INFORMATION GIVEN:
>>

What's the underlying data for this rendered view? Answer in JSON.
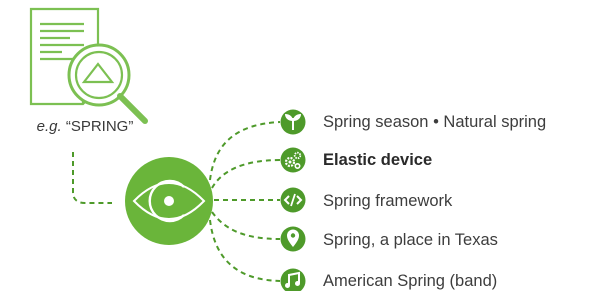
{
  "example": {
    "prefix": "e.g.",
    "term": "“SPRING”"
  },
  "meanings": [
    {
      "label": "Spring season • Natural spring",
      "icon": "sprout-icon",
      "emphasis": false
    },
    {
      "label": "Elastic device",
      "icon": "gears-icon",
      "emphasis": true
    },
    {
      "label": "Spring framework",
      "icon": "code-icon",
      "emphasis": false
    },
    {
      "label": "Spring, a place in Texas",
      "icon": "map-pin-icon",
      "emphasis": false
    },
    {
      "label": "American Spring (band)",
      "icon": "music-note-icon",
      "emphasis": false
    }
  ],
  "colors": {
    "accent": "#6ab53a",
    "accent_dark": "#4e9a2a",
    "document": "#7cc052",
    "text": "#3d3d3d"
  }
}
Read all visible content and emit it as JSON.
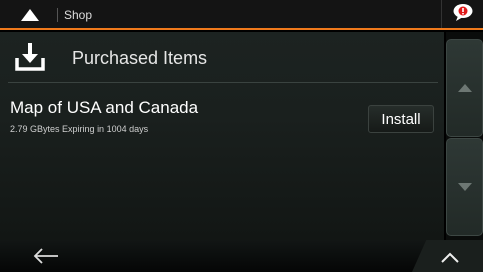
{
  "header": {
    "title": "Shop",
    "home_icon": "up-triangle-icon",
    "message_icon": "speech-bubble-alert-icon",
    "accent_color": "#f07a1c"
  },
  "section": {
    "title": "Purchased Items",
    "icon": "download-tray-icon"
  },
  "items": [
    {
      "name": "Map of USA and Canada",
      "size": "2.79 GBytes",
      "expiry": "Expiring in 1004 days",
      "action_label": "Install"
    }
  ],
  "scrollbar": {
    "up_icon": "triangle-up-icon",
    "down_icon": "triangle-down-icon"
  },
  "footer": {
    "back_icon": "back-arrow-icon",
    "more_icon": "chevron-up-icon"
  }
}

<<
>>

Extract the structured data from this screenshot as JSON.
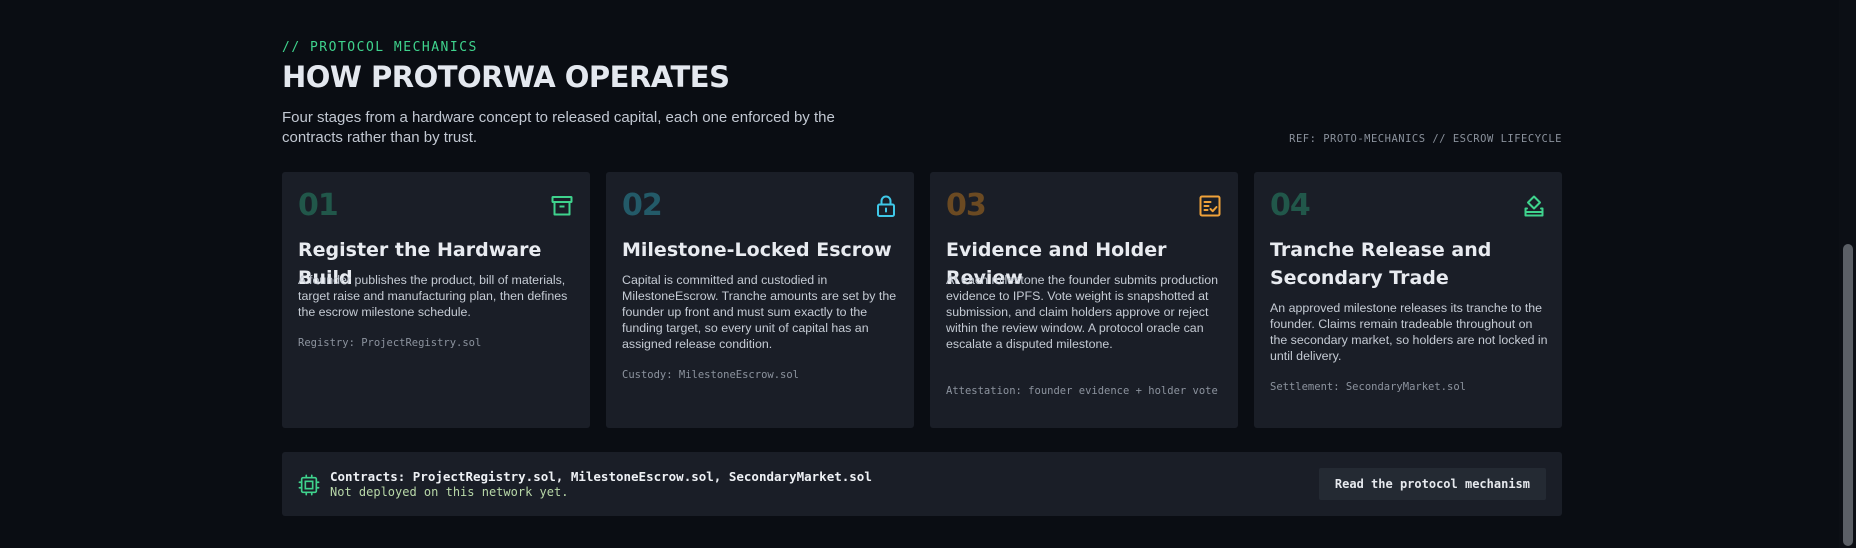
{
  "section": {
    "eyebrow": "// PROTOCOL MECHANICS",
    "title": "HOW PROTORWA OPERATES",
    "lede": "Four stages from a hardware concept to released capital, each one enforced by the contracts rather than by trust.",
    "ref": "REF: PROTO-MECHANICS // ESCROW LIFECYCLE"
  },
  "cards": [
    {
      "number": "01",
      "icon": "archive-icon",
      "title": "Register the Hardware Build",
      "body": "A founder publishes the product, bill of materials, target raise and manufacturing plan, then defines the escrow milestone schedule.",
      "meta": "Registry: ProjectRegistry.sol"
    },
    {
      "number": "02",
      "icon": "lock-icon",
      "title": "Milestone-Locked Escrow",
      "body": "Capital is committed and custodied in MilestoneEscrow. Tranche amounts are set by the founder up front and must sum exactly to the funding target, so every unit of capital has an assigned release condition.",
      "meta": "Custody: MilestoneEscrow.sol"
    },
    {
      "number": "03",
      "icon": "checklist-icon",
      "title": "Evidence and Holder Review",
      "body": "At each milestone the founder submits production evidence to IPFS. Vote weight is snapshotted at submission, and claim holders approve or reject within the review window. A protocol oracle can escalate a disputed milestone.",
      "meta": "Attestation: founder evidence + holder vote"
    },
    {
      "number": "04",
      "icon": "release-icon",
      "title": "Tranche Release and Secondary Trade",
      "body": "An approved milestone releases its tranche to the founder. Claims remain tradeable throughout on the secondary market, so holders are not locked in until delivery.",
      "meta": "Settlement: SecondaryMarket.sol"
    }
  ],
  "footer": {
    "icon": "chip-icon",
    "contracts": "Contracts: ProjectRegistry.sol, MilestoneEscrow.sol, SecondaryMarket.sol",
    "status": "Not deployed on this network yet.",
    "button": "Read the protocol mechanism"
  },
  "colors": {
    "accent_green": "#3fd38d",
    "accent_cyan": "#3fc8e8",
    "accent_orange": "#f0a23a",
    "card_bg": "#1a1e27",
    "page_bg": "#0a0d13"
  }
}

<<

Look for lines containing the string "MilestoneEscrow" and copy them all.

      "body": "Capital is committed and custodied in MilestoneEscrow. Tranche amounts are set by the founder up front and must sum exactly to the funding target, so every unit of capital has an assigned release condition.",
      "meta": "Custody: MilestoneEscrow.sol"
    "contracts": "Contracts: ProjectRegistry.sol, MilestoneEscrow.sol, SecondaryMarket.sol",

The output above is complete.